• **TASK**:
Type every record exactly as it appears.

• **RECORDS FOR THIS TASK**:

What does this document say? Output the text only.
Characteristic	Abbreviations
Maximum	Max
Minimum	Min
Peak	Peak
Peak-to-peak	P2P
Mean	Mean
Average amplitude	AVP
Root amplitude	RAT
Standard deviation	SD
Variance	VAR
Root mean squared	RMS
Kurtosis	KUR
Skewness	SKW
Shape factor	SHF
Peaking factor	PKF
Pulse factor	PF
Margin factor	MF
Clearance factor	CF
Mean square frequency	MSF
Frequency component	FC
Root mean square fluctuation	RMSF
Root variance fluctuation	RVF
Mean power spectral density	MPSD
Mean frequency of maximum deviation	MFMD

• **OUTPUT FOR THIS EXERCISE**:
What does this document say? Output the text only.
Characteristic	Abbreviations
Maximum	Max
Minimum	Min
Peak	Peak
Peak-to-peak	P2P
Mean	Mean
Average amplitude	AVP
Root amplitude	RAT
Standard deviation	SD
Variance	VAR
Root mean squared	RMS
Kurtosis	KUR
Skewness	SKW
Shape factor	SHF
Peaking factor	PKF
Pulse factor	PF
Margin factor	MF
Clearance factor	CF
Mean square frequency	MSF
Frequency component	FC
Root mean square fluctuation	RMSF
Root variance fluctuation	RVF
Mean power spectral density	MPSD
Mean frequency of maximum deviation	MFMD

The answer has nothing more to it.